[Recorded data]
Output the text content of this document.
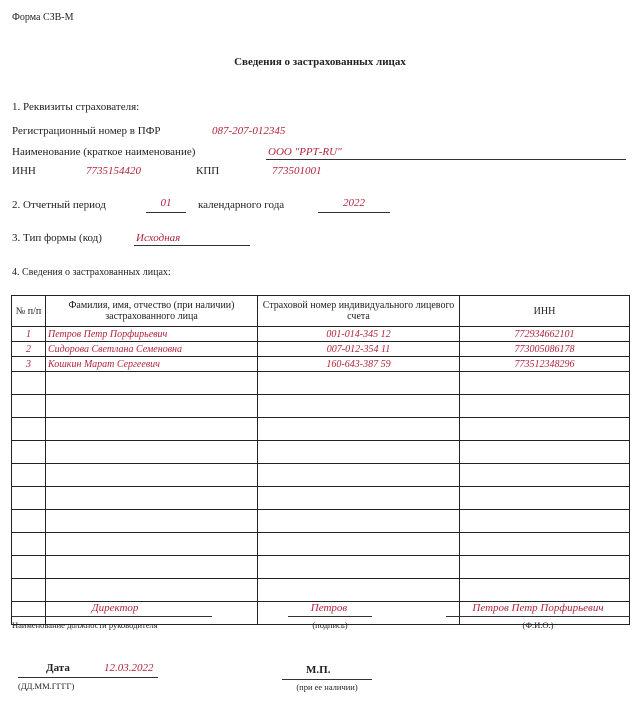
Форма СЗВ-М
Сведения о застрахованных лицах
1. Реквизиты страхователя:
Регистрационный номер в ПФР	087-207-012345
Наименование (краткое наименование)	ООО "РРТ-RU"
ИНН	7735154420	КПП	773501001
2. Отчетный период	01	календарного года	2022
3. Тип формы (код)	Исходная
4. Сведения о застрахованных лицах:
№ п/п	Фамилия, имя, отчество (при наличии) застрахованного лица	Страховой номер индивидуального лицевого счета	ИНН
1	Петров Петр Порфирьевич	001-014-345 12	772934662101
2	Сидорова Светлана Семеновна	007-012-354 11	773005086178
3	Кошкин Марат Сергеевич	160-643-387 59	773512348296

Директор
Наименование должности руководителя
Петров
(подпись)
Петров Петр Порфирьевич
(Ф.И.О.)
Дата	12.03.2022
(ДД.ММ.ГГГГ)
М.П.
(при ее наличии)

WRITTEN PROBLEM: Quote every record above exactly, leaving out any pictures.

WRITTEN ANSWER:
Output the text content of this document.
Форма СЗВ-М
Сведения о застрахованных лицах
1. Реквизиты страхователя:
Регистрационный номер в ПФР	087-207-012345
Наименование (краткое наименование)	ООО "РРТ-RU"
ИНН	7735154420	КПП	773501001
2. Отчетный период	01	календарного года	2022
3. Тип формы (код)	Исходная
4. Сведения о застрахованных лицах:
№ п/п	Фамилия, имя, отчество (при наличии) застрахованного лица	Страховой номер индивидуального лицевого счета	ИНН
1	Петров Петр Порфирьевич	001-014-345 12	772934662101
2	Сидорова Светлана Семеновна	007-012-354 11	773005086178
3	Кошкин Марат Сергеевич	160-643-387 59	773512348296

Директор
Наименование должности руководителя
Петров
(подпись)
Петров Петр Порфирьевич
(Ф.И.О.)
Дата	12.03.2022
(ДД.ММ.ГГГГ)
М.П.
(при ее наличии)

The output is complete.